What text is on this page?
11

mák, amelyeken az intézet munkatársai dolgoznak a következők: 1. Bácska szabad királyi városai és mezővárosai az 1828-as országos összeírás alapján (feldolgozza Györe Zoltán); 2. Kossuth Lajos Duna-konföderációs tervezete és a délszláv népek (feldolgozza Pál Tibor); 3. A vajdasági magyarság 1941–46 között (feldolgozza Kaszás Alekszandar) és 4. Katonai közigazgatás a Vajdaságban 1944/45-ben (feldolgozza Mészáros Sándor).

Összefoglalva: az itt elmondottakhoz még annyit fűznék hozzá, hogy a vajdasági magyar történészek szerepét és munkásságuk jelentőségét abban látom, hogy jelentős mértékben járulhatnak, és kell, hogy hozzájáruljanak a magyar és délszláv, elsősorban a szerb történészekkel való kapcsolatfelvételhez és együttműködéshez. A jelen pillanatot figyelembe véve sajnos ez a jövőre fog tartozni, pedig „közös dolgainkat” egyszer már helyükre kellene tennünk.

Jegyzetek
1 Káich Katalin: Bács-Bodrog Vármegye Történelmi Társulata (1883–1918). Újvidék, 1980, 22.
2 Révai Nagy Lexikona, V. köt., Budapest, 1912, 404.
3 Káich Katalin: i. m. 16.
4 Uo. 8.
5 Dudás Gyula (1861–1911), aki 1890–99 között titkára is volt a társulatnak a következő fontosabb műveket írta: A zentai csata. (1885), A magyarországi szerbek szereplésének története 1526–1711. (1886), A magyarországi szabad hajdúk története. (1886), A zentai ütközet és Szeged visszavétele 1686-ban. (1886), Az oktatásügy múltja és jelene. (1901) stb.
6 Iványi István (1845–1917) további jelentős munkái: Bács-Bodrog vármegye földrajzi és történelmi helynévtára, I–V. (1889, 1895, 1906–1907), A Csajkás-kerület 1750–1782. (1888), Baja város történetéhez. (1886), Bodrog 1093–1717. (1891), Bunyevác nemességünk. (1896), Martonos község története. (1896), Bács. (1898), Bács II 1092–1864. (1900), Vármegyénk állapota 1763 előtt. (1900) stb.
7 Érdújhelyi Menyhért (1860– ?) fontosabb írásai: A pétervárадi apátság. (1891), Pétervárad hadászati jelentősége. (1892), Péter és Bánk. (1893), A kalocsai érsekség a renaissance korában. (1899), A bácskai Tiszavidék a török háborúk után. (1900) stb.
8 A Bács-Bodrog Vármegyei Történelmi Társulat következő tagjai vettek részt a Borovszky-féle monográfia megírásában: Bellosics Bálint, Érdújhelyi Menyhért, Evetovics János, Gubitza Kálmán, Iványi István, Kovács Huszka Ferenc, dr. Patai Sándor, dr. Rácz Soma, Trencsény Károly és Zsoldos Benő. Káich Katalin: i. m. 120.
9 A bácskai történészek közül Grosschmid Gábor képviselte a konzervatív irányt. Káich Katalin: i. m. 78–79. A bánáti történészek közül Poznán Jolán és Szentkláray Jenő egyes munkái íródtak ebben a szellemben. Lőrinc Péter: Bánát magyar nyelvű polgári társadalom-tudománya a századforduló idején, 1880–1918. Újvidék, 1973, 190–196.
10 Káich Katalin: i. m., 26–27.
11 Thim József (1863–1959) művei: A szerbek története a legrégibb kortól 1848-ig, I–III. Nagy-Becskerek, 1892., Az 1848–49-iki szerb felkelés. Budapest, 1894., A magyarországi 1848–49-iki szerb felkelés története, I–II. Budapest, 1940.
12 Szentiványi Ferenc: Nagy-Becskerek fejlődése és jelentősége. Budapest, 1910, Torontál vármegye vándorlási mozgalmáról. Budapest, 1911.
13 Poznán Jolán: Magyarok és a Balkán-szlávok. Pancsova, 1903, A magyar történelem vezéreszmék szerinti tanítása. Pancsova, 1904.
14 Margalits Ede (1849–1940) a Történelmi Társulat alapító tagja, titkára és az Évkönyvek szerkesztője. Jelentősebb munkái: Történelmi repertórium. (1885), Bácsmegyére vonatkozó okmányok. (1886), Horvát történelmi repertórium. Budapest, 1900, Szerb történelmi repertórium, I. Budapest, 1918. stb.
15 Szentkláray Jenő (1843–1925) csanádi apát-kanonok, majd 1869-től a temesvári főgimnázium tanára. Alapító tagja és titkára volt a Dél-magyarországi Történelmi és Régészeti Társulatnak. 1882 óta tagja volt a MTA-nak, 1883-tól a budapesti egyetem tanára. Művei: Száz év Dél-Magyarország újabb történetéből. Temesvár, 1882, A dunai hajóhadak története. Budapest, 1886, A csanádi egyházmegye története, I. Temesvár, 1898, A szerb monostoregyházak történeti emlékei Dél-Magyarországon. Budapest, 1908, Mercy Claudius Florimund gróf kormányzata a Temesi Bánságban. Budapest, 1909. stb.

*Problem details*
Your task is to transcribe the material exactly.

*Result of the exercise*
What text is on this page?
11

mák, amelyeken az intézet munkatársai dolgoznak a következők: 1. Bácska szabad királyi városai és mezővárosai az 1828-as országos összeírás alapján (feldolgozza Györe Zoltán); 2. Kossuth Lajos Duna-konföderációs tervezete és a délszláv népek (feldolgozza Pál Tibor); 3. A vajdasági magyarság 1941–46 között (feldolgozza Kaszás Alekszandar) és 4. Katonai közigazgatás a Vajdaságban 1944/45-ben (feldolgozza Mészáros Sándor).

Összefoglalva: az itt elmondottakhoz még annyit fűznék hozzá, hogy a vajdasági magyar történészek szerepét és munkásságuk jelentőségét abban látom, hogy jelentős mértékben járulhatnak, és kell, hogy hozzájáruljanak a magyar és délszláv, elsősorban a szerb történészekkel való kapcsolatfelvételhez és együttműködéshez. A jelen pillanatot figyelembe véve sajnos ez a jövőre fog tartozni, pedig „közös dolgainkat” egyszer már helyükre kellene tennünk.

Jegyzetek
1 Káich Katalin: Bács-Bodrog Vármegye Történelmi Társulata (1883–1918). Újvidék, 1980, 22.
2 Révai Nagy Lexikona, V. köt., Budapest, 1912, 404.
3 Káich Katalin: i. m. 16.
4 Uo. 8.
5 Dudás Gyula (1861–1911), aki 1890–99 között titkára is volt a társulatnak a következő fontosabb műveket írta: A zentai csata. (1885), A magyarországi szerbek szereplésének története 1526–1711. (1886), A magyarországi szabad hajdúk története. (1886), A zentai ütközet és Szeged visszavétele 1686-ban. (1886), Az oktatásügy múltja és jelene. (1901) stb.
6 Iványi István (1845–1917) további jelentős munkái: Bács-Bodrog vármegye földrajzi és történelmi helynévtára, I–V. (1889, 1895, 1906–1907), A Csajkás-kerület 1750–1782. (1888), Baja város történetéhez. (1886), Bodrog 1093–1717. (1891), Bunyevác nemességünk. (1896), Martonos község története. (1896), Bács. (1898), Bács II 1092–1864. (1900), Vármegyénk állapota 1763 előtt. (1900) stb.
7 Érdújhelyi Menyhért (1860– ?) fontosabb írásai: A pétervárадi apátság. (1891), Pétervárad hadászati jelentősége. (1892), Péter és Bánk. (1893), A kalocsai érsekség a renaissance korában. (1899), A bácskai Tiszavidék a török háborúk után. (1900) stb.
8 A Bács-Bodrog Vármegyei Történelmi Társulat következő tagjai vettek részt a Borovszky-féle monográfia megírásában: Bellosics Bálint, Érdújhelyi Menyhért, Evetovics János, Gubitza Kálmán, Iványi István, Kovács Huszka Ferenc, dr. Patai Sándor, dr. Rácz Soma, Trencsény Károly és Zsoldos Benő. Káich Katalin: i. m. 120.
9 A bácskai történészek közül Grosschmid Gábor képviselte a konzervatív irányt. Káich Katalin: i. m. 78–79. A bánáti történészek közül Poznán Jolán és Szentkláray Jenő egyes munkái íródtak ebben a szellemben. Lőrinc Péter: Bánát magyar nyelvű polgári társadalom-tudománya a századforduló idején, 1880–1918. Újvidék, 1973, 190–196.
10 Káich Katalin: i. m., 26–27.
11 Thim József (1863–1959) művei: A szerbek története a legrégibb kortól 1848-ig, I–III. Nagy-Becskerek, 1892., Az 1848–49-iki szerb felkelés. Budapest, 1894., A magyarországi 1848–49-iki szerb felkelés története, I–II. Budapest, 1940.
12 Szentiványi Ferenc: Nagy-Becskerek fejlődése és jelentősége. Budapest, 1910, Torontál vármegye vándorlási mozgalmáról. Budapest, 1911.
13 Poznán Jolán: Magyarok és a Balkán-szlávok. Pancsova, 1903, A magyar történelem vezéreszmék szerinti tanítása. Pancsova, 1904.
14 Margalits Ede (1849–1940) a Történelmi Társulat alapító tagja, titkára és az Évkönyvek szerkesztője. Jelentősebb munkái: Történelmi repertórium. (1885), Bácsmegyére vonatkozó okmányok. (1886), Horvát történelmi repertórium. Budapest, 1900, Szerb történelmi repertórium, I. Budapest, 1918. stb.
15 Szentkláray Jenő (1843–1925) csanádi apát-kanonok, majd 1869-től a temesvári főgimnázium tanára. Alapító tagja és titkára volt a Dél-magyarországi Történelmi és Régészeti Társulatnak. 1882 óta tagja volt a MTA-nak, 1883-tól a budapesti egyetem tanára. Művei: Száz év Dél-Magyarország újabb történetéből. Temesvár, 1882, A dunai hajóhadak története. Budapest, 1886, A csanádi egyházmegye története, I. Temesvár, 1898, A szerb monostoregyházak történeti emlékei Dél-Magyarországon. Budapest, 1908, Mercy Claudius Florimund gróf kormányzata a Temesi Bánságban. Budapest, 1909. stb.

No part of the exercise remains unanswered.